Look through the records below and give the number of lines holding the string "frac", nothing more.
::::::::
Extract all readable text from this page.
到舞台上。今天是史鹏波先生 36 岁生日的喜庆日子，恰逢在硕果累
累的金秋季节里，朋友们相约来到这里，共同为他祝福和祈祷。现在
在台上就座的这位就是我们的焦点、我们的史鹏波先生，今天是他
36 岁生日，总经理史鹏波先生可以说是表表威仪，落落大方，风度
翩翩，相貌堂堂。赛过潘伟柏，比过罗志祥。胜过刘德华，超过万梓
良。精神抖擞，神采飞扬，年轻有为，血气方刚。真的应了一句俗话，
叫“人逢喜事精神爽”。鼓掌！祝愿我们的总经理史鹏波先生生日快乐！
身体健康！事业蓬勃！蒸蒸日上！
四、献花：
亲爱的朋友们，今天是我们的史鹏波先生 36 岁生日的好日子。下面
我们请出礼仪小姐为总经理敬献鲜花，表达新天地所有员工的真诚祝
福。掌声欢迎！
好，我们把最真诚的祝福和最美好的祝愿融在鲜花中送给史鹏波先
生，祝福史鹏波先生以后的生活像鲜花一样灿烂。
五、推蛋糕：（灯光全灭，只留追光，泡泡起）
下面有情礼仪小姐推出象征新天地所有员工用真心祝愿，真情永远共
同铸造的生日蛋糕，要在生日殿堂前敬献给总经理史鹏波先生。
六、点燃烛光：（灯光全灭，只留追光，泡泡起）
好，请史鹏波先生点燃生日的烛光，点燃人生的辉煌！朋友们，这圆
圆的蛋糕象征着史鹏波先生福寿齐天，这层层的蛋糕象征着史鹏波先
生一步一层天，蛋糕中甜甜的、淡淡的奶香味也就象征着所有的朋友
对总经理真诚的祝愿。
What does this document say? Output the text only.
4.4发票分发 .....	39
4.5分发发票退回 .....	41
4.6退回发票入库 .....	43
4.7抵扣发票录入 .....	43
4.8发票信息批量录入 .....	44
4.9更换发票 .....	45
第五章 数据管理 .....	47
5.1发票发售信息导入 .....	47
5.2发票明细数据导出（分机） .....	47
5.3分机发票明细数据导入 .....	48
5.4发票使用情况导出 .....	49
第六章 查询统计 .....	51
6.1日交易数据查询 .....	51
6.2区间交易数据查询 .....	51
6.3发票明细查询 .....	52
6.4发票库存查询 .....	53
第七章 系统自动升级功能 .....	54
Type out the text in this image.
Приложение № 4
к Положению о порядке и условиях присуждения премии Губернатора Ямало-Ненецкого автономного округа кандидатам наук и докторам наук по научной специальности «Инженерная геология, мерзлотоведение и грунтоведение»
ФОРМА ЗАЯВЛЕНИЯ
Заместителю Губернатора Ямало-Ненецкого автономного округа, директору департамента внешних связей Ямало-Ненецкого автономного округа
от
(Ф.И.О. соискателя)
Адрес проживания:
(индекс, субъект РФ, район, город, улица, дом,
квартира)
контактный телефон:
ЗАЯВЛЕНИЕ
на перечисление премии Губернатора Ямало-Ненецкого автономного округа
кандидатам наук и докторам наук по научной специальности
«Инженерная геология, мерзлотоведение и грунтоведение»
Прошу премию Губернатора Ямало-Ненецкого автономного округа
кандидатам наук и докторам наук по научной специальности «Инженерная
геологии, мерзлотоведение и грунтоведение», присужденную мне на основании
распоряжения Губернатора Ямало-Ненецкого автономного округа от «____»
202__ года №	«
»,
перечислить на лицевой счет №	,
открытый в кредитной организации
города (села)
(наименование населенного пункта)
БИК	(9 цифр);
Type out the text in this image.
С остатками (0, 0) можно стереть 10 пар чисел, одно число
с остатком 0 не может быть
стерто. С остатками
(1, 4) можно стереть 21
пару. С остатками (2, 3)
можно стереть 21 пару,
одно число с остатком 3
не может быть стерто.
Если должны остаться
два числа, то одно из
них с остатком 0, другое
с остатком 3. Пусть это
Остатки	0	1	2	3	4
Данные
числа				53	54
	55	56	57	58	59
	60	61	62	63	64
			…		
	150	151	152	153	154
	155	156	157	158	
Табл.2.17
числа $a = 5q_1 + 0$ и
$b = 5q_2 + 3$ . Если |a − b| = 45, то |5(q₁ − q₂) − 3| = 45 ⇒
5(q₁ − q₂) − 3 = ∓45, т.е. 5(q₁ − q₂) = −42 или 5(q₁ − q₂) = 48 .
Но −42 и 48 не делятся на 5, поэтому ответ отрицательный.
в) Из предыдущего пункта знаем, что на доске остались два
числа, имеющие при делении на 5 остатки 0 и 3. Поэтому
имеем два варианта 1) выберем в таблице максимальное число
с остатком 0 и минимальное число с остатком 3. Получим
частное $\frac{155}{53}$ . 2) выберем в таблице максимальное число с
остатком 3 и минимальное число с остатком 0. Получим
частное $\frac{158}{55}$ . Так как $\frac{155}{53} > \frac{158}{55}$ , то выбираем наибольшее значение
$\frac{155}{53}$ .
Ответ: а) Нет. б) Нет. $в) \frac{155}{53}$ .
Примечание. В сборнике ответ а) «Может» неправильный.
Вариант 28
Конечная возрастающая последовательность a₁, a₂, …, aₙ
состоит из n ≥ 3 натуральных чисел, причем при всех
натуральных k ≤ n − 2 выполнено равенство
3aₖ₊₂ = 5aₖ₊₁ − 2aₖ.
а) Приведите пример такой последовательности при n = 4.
::::::::
> **Exercise response**
4